EXERCISE REQUIREMENTS — Below are the records. Count the lines containing the string "comb", and reply with the number alone.

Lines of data
####

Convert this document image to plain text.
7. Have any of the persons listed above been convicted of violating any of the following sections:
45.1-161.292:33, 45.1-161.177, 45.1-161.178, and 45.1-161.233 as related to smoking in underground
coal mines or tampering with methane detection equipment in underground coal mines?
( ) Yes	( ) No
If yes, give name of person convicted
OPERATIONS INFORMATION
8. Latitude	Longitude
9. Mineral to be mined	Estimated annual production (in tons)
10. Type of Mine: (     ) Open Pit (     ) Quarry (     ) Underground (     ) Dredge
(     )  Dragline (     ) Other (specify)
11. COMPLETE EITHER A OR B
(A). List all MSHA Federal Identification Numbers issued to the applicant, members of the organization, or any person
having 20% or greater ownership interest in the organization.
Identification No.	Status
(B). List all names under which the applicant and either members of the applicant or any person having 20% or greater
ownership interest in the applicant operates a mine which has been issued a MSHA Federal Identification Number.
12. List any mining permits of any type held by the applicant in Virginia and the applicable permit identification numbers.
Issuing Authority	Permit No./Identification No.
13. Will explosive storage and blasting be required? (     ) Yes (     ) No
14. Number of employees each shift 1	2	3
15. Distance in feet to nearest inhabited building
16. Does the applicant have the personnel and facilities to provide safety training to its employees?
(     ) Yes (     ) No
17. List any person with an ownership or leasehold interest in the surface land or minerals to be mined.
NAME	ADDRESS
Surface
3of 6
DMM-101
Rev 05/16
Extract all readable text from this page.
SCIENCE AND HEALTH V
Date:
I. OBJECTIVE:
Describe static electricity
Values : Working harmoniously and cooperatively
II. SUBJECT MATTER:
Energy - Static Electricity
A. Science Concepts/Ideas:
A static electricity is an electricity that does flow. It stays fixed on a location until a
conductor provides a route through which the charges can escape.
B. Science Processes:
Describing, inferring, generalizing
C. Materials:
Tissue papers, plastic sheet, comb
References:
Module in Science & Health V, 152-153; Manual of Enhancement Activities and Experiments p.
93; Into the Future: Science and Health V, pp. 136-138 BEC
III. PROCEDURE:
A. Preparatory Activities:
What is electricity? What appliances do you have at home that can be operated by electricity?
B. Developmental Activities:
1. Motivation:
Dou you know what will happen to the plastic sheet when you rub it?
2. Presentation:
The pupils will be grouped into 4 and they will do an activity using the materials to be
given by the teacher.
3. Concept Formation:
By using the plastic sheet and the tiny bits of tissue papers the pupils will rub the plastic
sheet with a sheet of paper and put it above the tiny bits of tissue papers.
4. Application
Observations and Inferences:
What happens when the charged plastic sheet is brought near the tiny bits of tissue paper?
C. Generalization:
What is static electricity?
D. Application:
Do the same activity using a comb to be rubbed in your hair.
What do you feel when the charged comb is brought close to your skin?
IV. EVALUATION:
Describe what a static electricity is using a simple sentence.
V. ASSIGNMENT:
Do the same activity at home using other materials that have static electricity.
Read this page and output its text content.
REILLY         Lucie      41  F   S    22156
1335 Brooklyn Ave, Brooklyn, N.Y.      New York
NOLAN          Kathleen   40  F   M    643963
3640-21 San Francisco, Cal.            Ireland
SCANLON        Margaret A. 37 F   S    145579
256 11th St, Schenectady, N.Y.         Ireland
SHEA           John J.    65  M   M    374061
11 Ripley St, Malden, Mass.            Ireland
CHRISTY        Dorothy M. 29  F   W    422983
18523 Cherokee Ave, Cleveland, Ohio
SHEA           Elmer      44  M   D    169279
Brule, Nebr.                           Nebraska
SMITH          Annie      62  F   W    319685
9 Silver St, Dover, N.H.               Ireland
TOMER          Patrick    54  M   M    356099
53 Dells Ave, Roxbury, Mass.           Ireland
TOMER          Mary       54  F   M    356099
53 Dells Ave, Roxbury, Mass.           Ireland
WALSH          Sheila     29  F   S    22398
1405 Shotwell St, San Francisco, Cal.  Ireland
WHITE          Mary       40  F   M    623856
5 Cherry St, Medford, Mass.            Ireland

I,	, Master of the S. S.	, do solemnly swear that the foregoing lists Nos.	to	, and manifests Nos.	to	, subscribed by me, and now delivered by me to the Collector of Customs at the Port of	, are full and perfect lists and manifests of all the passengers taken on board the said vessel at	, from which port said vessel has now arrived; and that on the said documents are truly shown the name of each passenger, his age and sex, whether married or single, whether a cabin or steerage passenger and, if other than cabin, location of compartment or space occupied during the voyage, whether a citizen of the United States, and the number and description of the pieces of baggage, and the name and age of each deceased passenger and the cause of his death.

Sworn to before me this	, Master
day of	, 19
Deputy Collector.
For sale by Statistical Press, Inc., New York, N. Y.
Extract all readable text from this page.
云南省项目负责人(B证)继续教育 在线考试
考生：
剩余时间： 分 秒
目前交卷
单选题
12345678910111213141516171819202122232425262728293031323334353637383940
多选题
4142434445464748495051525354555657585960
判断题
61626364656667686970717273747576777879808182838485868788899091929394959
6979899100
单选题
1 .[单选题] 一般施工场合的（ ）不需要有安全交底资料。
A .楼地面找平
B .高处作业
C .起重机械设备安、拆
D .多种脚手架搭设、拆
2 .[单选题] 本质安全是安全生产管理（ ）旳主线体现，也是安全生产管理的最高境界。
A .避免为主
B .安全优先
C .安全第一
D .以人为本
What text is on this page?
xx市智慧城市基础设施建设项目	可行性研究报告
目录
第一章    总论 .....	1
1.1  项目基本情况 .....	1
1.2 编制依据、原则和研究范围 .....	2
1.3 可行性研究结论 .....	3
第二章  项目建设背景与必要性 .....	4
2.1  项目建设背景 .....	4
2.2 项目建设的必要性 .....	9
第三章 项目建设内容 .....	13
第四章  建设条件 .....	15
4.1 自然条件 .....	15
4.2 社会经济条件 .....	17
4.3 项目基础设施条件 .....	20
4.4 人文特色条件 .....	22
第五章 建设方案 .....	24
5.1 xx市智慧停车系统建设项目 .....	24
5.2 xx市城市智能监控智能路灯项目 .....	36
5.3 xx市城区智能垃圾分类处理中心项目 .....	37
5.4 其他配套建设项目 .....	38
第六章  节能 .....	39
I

####

SOLUTION BELOW — 3